_Exercise task_
Pictures do not belong in your copy. Repeat all the other data exactly.

Records from a data collection
----
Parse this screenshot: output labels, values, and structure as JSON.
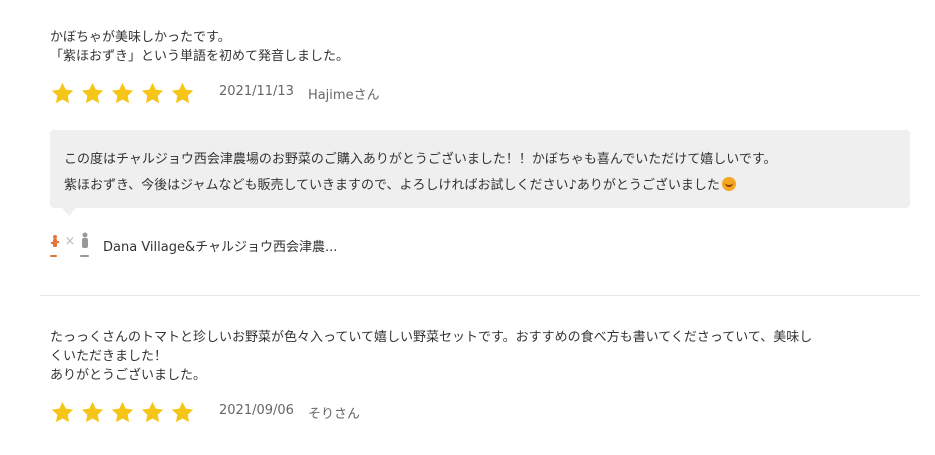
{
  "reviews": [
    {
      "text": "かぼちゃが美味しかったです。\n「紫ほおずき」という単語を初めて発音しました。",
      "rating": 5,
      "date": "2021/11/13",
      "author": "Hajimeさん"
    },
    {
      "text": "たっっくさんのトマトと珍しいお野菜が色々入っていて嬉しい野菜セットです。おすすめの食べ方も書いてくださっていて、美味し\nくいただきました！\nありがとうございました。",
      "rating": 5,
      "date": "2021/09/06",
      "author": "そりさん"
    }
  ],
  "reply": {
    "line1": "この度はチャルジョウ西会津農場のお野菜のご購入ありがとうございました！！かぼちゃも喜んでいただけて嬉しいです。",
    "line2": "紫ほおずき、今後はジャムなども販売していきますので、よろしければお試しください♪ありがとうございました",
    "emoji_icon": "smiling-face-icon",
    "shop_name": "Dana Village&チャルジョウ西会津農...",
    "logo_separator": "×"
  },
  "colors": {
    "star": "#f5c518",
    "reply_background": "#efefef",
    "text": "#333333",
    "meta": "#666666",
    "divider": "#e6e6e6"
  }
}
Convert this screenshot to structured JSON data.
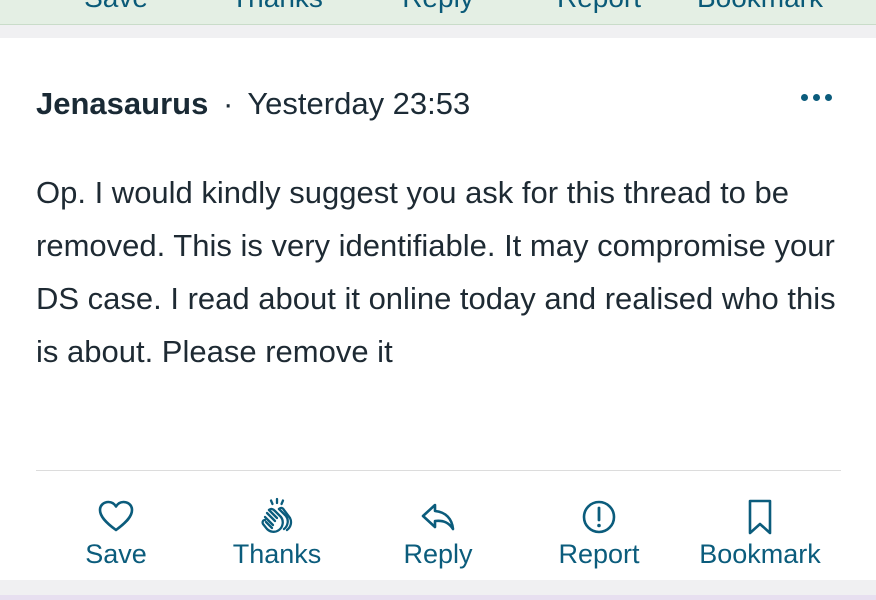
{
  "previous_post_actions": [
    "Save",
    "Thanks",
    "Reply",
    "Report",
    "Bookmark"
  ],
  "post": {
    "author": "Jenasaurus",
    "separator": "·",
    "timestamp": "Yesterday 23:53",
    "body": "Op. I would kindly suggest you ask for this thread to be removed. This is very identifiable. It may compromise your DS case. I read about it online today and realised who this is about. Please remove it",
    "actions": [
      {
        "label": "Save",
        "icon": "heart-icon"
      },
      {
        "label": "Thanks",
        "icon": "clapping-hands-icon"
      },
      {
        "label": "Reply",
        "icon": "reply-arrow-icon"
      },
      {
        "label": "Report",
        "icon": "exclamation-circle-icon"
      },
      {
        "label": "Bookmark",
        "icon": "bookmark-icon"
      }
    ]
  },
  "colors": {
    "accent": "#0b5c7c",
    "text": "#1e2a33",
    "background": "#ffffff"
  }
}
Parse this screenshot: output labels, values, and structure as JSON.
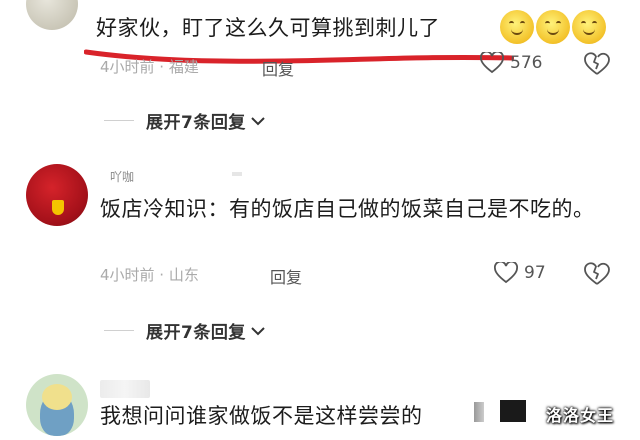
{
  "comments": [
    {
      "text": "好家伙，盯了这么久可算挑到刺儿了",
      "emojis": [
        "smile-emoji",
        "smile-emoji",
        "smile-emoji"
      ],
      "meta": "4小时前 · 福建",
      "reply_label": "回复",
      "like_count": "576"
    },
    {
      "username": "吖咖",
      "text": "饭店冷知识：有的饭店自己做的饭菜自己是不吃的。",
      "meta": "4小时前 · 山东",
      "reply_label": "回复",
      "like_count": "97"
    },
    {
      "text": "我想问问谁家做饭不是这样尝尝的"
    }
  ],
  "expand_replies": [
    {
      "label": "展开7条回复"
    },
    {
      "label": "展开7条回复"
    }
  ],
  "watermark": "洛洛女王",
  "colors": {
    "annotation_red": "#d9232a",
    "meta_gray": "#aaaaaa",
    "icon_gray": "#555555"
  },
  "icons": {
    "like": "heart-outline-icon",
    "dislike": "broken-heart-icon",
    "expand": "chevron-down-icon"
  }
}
----
_Response_
Parse this screenshot: output labels, values, and structure as JSON.
{
  "reviews": [
    {
      "text": "かぼちゃが美味しかったです。\n「紫ほおずき」という単語を初めて発音しました。",
      "rating": 5,
      "date": "2021/11/13",
      "author": "Hajimeさん"
    },
    {
      "text": "たっっくさんのトマトと珍しいお野菜が色々入っていて嬉しい野菜セットです。おすすめの食べ方も書いてくださっていて、美味し\nくいただきました！\nありがとうございました。",
      "rating": 5,
      "date": "2021/09/06",
      "author": "そりさん"
    }
  ],
  "reply": {
    "line1": "この度はチャルジョウ西会津農場のお野菜のご購入ありがとうございました！！かぼちゃも喜んでいただけて嬉しいです。",
    "line2": "紫ほおずき、今後はジャムなども販売していきますので、よろしければお試しください♪ありがとうございました",
    "emoji_icon": "smiling-face-icon",
    "shop_name": "Dana Village&チャルジョウ西会津農...",
    "logo_separator": "×"
  },
  "colors": {
    "star": "#f5c518",
    "reply_background": "#efefef",
    "text": "#333333",
    "meta": "#666666",
    "divider": "#e6e6e6"
  }
}
Convert this screenshot to structured JSON data.
{
  "previous_post_actions": [
    "Save",
    "Thanks",
    "Reply",
    "Report",
    "Bookmark"
  ],
  "post": {
    "author": "Jenasaurus",
    "separator": "·",
    "timestamp": "Yesterday 23:53",
    "body": "Op. I would kindly suggest you ask for this thread to be removed. This is very identifiable. It may compromise your DS case. I read about it online today and realised who this is about. Please remove it",
    "actions": [
      {
        "label": "Save",
        "icon": "heart-icon"
      },
      {
        "label": "Thanks",
        "icon": "clapping-hands-icon"
      },
      {
        "label": "Reply",
        "icon": "reply-arrow-icon"
      },
      {
        "label": "Report",
        "icon": "exclamation-circle-icon"
      },
      {
        "label": "Bookmark",
        "icon": "bookmark-icon"
      }
    ]
  },
  "colors": {
    "accent": "#0b5c7c",
    "text": "#1e2a33",
    "background": "#ffffff"
  }
}
Parse this screenshot: output labels, values, and structure as JSON.
{
  "comments": [
    {
      "text": "好家伙，盯了这么久可算挑到刺儿了",
      "emojis": [
        "smile-emoji",
        "smile-emoji",
        "smile-emoji"
      ],
      "meta": "4小时前 · 福建",
      "reply_label": "回复",
      "like_count": "576"
    },
    {
      "username": "吖咖",
      "text": "饭店冷知识：有的饭店自己做的饭菜自己是不吃的。",
      "meta": "4小时前 · 山东",
      "reply_label": "回复",
      "like_count": "97"
    },
    {
      "text": "我想问问谁家做饭不是这样尝尝的"
    }
  ],
  "expand_replies": [
    {
      "label": "展开7条回复"
    },
    {
      "label": "展开7条回复"
    }
  ],
  "watermark": "洛洛女王",
  "colors": {
    "annotation_red": "#d9232a",
    "meta_gray": "#aaaaaa",
    "icon_gray": "#555555"
  },
  "icons": {
    "like": "heart-outline-icon",
    "dislike": "broken-heart-icon",
    "expand": "chevron-down-icon"
  }
}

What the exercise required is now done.